GIVEN EXERCISE:
Check each line of the listing for the string "plattegronden", then state how many lines have it. Only the number is wanted.

DATASET ROWS:
-- START --
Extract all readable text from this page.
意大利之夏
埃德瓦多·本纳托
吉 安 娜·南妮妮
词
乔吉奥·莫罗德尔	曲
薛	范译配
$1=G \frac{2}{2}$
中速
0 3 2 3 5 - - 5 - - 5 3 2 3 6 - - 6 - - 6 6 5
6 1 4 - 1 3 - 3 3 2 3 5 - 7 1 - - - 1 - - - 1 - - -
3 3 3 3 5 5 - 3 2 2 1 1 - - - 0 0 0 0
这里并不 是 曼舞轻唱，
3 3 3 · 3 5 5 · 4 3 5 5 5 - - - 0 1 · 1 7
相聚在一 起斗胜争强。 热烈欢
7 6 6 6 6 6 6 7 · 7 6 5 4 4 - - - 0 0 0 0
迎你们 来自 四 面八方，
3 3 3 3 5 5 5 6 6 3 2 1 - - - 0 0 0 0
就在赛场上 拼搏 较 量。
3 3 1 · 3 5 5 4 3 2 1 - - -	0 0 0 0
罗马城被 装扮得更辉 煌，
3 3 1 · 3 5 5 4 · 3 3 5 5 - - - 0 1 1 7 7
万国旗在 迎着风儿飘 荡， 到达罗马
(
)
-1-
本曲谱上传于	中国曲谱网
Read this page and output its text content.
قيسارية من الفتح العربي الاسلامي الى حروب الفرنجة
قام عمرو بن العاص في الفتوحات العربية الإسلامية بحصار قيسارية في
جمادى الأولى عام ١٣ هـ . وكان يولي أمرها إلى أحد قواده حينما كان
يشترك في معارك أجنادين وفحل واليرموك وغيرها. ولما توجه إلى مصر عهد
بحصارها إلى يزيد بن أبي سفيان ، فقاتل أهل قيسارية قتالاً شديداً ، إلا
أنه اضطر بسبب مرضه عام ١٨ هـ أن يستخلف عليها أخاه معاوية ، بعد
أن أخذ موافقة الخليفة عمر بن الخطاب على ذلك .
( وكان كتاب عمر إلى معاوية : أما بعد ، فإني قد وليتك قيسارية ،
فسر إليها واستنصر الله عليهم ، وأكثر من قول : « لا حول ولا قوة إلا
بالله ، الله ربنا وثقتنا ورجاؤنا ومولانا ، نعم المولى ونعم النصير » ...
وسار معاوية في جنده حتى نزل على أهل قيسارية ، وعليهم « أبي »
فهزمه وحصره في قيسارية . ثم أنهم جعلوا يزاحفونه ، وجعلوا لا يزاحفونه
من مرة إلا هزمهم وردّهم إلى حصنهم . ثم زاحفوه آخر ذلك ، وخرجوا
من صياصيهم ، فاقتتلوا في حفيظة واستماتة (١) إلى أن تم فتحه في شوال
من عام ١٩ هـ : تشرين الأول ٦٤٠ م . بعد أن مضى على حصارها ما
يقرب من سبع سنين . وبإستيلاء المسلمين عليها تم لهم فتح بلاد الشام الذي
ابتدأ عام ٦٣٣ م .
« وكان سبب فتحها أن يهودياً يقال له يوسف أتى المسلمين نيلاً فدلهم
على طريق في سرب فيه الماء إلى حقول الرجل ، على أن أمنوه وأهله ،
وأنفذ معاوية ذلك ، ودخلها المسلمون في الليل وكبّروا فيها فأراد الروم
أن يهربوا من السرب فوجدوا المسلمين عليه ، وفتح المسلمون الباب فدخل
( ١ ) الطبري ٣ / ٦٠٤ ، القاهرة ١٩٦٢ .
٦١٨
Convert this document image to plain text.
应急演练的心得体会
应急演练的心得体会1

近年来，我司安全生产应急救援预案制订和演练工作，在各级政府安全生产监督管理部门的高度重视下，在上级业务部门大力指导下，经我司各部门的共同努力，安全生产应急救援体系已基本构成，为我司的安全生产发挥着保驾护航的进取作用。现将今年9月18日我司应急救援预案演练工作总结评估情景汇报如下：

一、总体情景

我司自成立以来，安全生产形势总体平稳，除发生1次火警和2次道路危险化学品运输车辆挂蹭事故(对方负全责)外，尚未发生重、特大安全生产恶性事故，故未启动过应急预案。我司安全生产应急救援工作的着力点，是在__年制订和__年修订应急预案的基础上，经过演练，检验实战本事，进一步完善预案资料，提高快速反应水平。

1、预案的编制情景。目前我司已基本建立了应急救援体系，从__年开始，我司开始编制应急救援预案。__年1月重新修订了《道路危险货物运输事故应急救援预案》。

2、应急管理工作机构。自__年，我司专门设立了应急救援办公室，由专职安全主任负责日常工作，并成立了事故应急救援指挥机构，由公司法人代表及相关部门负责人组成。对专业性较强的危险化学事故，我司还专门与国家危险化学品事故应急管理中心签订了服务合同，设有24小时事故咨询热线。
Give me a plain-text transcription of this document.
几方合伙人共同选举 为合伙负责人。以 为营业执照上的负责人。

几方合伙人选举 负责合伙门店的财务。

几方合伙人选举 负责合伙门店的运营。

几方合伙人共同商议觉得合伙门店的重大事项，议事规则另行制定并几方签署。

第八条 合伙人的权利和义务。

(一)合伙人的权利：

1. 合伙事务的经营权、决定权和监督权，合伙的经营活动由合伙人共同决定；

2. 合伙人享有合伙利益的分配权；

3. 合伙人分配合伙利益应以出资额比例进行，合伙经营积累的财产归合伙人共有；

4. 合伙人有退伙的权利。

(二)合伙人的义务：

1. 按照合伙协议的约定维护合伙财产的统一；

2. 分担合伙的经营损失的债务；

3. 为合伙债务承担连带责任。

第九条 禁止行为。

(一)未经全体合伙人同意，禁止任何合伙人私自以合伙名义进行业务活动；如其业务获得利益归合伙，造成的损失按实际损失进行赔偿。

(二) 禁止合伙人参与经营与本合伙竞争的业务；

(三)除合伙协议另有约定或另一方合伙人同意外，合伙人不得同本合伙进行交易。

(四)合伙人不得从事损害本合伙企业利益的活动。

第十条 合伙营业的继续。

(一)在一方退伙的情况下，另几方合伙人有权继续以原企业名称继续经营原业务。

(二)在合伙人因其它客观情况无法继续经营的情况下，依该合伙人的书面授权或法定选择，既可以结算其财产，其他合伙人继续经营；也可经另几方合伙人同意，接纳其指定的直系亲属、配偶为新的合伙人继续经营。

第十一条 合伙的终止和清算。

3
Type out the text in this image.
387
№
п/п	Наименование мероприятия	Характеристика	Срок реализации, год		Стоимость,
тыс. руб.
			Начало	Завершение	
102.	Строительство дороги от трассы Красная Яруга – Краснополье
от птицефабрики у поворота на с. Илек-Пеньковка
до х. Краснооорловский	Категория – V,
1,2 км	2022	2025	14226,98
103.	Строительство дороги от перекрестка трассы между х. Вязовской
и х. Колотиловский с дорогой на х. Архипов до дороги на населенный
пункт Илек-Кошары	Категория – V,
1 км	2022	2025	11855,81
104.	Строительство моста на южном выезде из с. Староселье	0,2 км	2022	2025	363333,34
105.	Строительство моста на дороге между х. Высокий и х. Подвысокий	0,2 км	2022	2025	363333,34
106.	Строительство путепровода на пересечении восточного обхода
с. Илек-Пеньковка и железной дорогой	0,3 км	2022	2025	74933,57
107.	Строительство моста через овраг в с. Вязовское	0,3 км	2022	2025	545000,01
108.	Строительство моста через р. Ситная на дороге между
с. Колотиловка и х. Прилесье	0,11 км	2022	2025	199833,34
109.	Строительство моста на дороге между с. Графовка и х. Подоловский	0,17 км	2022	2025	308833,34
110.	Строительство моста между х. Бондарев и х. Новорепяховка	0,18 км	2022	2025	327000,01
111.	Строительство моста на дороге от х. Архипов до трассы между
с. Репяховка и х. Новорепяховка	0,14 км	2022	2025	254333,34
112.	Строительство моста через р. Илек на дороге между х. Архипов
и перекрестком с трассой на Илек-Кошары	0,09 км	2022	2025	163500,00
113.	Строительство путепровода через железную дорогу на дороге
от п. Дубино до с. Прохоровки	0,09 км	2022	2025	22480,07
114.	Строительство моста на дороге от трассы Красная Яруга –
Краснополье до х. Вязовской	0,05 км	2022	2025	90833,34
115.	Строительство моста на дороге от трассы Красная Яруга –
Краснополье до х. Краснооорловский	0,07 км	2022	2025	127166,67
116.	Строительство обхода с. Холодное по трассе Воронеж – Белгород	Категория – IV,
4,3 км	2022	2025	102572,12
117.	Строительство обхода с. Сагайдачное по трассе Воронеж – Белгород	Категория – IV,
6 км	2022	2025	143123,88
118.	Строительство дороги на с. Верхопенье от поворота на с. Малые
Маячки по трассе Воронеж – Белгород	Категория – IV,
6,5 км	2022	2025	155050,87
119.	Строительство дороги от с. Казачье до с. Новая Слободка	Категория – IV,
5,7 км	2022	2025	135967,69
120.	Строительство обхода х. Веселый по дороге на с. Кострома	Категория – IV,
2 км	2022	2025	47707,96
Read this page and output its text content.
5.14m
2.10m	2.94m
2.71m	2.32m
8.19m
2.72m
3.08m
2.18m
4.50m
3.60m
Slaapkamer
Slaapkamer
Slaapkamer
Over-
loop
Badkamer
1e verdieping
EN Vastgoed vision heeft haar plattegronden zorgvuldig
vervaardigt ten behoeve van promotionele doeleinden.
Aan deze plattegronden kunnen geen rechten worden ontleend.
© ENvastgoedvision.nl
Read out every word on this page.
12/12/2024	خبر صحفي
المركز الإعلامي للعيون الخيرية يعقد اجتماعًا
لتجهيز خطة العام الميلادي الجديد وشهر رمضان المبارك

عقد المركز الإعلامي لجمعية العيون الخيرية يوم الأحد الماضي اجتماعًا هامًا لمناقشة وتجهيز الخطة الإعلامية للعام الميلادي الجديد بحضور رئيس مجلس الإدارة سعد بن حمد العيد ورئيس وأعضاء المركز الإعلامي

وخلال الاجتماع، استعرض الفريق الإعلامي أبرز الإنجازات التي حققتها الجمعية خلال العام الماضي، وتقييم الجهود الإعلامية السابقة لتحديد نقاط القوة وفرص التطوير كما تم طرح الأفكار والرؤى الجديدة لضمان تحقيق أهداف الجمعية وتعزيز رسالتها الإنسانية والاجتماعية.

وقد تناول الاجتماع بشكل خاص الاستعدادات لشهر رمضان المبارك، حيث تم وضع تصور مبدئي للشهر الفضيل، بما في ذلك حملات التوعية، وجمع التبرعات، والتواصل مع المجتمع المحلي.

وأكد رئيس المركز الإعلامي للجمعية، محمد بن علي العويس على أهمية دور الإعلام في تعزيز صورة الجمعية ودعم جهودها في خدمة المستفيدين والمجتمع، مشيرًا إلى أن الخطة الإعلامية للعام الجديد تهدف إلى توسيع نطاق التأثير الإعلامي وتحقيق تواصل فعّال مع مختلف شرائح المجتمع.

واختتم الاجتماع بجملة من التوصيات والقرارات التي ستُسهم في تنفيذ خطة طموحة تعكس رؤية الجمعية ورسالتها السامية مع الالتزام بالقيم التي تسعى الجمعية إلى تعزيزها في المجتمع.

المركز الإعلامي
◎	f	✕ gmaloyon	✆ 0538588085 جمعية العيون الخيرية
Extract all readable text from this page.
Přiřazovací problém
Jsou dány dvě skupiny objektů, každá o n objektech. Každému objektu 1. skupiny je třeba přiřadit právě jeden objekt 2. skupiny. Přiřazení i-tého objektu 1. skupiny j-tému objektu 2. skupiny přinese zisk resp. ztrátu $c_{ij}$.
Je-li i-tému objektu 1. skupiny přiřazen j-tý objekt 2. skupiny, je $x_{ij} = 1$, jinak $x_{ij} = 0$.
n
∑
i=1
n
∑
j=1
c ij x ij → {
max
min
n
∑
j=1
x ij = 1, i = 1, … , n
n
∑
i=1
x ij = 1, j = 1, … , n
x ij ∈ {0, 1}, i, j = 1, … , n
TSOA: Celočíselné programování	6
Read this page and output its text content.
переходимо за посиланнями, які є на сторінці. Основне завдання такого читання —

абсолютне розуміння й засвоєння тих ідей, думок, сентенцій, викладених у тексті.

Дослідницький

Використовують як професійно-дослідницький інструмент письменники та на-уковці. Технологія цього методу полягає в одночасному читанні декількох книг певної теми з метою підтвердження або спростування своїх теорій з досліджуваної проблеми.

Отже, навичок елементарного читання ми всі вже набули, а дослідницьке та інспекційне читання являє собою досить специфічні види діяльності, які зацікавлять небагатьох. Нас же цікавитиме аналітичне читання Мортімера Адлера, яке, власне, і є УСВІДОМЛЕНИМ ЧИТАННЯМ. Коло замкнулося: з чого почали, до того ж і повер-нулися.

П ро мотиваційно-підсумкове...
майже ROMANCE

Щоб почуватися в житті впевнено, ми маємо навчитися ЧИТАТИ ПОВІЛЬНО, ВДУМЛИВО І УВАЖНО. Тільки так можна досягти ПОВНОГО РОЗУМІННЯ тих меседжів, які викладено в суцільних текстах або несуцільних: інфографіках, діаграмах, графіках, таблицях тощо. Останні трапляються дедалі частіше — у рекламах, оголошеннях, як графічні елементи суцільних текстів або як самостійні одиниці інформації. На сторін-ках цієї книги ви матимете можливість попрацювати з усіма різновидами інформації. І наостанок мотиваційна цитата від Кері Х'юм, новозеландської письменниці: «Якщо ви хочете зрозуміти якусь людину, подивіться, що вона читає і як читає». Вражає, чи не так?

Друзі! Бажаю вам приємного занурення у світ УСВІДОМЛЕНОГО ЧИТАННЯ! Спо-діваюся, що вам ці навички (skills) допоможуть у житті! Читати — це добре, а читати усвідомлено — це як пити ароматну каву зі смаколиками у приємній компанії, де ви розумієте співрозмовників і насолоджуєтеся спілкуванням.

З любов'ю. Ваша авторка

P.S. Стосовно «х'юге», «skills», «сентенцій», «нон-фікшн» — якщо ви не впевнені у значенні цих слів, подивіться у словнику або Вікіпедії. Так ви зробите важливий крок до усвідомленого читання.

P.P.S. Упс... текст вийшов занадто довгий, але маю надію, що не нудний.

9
-- END --
RESULT:
2